[Dataset excerpt]
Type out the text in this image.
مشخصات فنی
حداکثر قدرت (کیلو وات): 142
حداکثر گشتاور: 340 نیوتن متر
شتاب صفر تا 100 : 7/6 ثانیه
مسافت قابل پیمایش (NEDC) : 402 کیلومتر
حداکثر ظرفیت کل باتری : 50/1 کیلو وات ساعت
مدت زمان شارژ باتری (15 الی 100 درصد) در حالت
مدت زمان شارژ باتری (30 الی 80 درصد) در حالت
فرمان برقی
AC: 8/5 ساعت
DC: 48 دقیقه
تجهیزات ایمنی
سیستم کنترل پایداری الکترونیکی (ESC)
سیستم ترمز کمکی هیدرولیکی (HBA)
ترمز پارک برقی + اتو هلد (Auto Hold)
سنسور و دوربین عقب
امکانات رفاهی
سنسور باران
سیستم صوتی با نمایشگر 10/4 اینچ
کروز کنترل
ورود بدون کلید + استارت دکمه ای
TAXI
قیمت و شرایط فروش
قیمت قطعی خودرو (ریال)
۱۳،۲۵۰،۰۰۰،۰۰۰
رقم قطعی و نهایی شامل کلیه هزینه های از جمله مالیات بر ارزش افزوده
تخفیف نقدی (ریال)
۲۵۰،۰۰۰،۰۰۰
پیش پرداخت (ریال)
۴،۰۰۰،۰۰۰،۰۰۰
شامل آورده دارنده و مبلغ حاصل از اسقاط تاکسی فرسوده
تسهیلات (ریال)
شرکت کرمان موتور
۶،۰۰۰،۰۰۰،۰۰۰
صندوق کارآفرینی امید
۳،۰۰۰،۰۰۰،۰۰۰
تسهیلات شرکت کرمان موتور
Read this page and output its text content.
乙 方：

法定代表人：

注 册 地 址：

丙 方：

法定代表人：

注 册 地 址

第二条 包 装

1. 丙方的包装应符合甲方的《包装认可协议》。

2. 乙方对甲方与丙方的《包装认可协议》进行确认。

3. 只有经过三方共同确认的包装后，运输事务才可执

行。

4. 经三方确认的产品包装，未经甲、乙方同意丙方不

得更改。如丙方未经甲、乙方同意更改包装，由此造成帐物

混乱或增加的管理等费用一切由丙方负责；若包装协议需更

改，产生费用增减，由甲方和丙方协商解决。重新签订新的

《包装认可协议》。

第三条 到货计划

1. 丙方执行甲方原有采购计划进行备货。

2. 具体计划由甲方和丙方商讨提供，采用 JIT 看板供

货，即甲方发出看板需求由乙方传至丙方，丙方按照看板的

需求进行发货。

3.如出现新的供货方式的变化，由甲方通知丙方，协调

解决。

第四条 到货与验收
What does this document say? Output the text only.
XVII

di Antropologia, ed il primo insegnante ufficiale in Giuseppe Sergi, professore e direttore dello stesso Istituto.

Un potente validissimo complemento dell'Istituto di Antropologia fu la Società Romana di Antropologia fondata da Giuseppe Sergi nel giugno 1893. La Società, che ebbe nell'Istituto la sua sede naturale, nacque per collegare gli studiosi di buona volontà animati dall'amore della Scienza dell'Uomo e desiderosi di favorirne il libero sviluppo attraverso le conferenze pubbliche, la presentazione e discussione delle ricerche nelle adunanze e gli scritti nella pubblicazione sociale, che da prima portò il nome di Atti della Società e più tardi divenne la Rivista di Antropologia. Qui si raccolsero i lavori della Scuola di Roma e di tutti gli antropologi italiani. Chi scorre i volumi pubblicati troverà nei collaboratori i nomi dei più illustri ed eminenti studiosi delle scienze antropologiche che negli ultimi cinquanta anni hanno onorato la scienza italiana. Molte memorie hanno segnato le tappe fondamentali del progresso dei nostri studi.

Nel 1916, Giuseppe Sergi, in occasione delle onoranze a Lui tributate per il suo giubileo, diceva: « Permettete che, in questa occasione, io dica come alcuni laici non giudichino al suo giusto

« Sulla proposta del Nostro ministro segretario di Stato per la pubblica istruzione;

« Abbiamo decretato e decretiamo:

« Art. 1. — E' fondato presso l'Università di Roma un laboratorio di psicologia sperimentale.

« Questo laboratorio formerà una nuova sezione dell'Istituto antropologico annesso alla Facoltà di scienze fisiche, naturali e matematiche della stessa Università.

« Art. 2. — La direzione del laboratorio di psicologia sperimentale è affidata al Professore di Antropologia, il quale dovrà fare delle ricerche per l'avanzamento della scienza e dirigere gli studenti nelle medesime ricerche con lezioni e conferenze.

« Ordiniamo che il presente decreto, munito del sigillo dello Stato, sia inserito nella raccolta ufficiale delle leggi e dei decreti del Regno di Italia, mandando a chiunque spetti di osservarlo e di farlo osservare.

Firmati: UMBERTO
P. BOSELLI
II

Problem statement:
Using the data above, reproduce every line exactly.

Task output:
Type out the text in this image.
مشخصات فنی
حداکثر قدرت (کیلو وات): 142
حداکثر گشتاور: 340 نیوتن متر
شتاب صفر تا 100 : 7/6 ثانیه
مسافت قابل پیمایش (NEDC) : 402 کیلومتر
حداکثر ظرفیت کل باتری : 50/1 کیلو وات ساعت
مدت زمان شارژ باتری (15 الی 100 درصد) در حالت
مدت زمان شارژ باتری (30 الی 80 درصد) در حالت
فرمان برقی
AC: 8/5 ساعت
DC: 48 دقیقه
تجهیزات ایمنی
سیستم کنترل پایداری الکترونیکی (ESC)
سیستم ترمز کمکی هیدرولیکی (HBA)
ترمز پارک برقی + اتو هلد (Auto Hold)
سنسور و دوربین عقب
امکانات رفاهی
سنسور باران
سیستم صوتی با نمایشگر 10/4 اینچ
کروز کنترل
ورود بدون کلید + استارت دکمه ای
TAXI
قیمت و شرایط فروش
قیمت قطعی خودرو (ریال)
۱۳،۲۵۰،۰۰۰،۰۰۰
رقم قطعی و نهایی شامل کلیه هزینه های از جمله مالیات بر ارزش افزوده
تخفیف نقدی (ریال)
۲۵۰،۰۰۰،۰۰۰
پیش پرداخت (ریال)
۴،۰۰۰،۰۰۰،۰۰۰
شامل آورده دارنده و مبلغ حاصل از اسقاط تاکسی فرسوده
تسهیلات (ریال)
شرکت کرمان موتور
۶،۰۰۰،۰۰۰،۰۰۰
صندوق کارآفرینی امید
۳،۰۰۰،۰۰۰،۰۰۰
تسهیلات شرکت کرمان موتور
Read this page and output its text content.
乙 方：

法定代表人：

注 册 地 址：

丙 方：

法定代表人：

注 册 地 址

第二条 包 装

1. 丙方的包装应符合甲方的《包装认可协议》。

2. 乙方对甲方与丙方的《包装认可协议》进行确认。

3. 只有经过三方共同确认的包装后，运输事务才可执

行。

4. 经三方确认的产品包装，未经甲、乙方同意丙方不

得更改。如丙方未经甲、乙方同意更改包装，由此造成帐物

混乱或增加的管理等费用一切由丙方负责；若包装协议需更

改，产生费用增减，由甲方和丙方协商解决。重新签订新的

《包装认可协议》。

第三条 到货计划

1. 丙方执行甲方原有采购计划进行备货。

2. 具体计划由甲方和丙方商讨提供，采用 JIT 看板供

货，即甲方发出看板需求由乙方传至丙方，丙方按照看板的

需求进行发货。

3.如出现新的供货方式的变化，由甲方通知丙方，协调

解决。

第四条 到货与验收
What does this document say? Output the text only.
XVII

di Antropologia, ed il primo insegnante ufficiale in Giuseppe Sergi, professore e direttore dello stesso Istituto.

Un potente validissimo complemento dell'Istituto di Antropologia fu la Società Romana di Antropologia fondata da Giuseppe Sergi nel giugno 1893. La Società, che ebbe nell'Istituto la sua sede naturale, nacque per collegare gli studiosi di buona volontà animati dall'amore della Scienza dell'Uomo e desiderosi di favorirne il libero sviluppo attraverso le conferenze pubbliche, la presentazione e discussione delle ricerche nelle adunanze e gli scritti nella pubblicazione sociale, che da prima portò il nome di Atti della Società e più tardi divenne la Rivista di Antropologia. Qui si raccolsero i lavori della Scuola di Roma e di tutti gli antropologi italiani. Chi scorre i volumi pubblicati troverà nei collaboratori i nomi dei più illustri ed eminenti studiosi delle scienze antropologiche che negli ultimi cinquanta anni hanno onorato la scienza italiana. Molte memorie hanno segnato le tappe fondamentali del progresso dei nostri studi.

Nel 1916, Giuseppe Sergi, in occasione delle onoranze a Lui tributate per il suo giubileo, diceva: « Permettete che, in questa occasione, io dica come alcuni laici non giudichino al suo giusto

« Sulla proposta del Nostro ministro segretario di Stato per la pubblica istruzione;

« Abbiamo decretato e decretiamo:

« Art. 1. — E' fondato presso l'Università di Roma un laboratorio di psicologia sperimentale.

« Questo laboratorio formerà una nuova sezione dell'Istituto antropologico annesso alla Facoltà di scienze fisiche, naturali e matematiche della stessa Università.

« Art. 2. — La direzione del laboratorio di psicologia sperimentale è affidata al Professore di Antropologia, il quale dovrà fare delle ricerche per l'avanzamento della scienza e dirigere gli studenti nelle medesime ricerche con lezioni e conferenze.

« Ordiniamo che il presente decreto, munito del sigillo dello Stato, sia inserito nella raccolta ufficiale delle leggi e dei decreti del Regno di Italia, mandando a chiunque spetti di osservarlo e di farlo osservare.

Firmati: UMBERTO
P. BOSELLI
II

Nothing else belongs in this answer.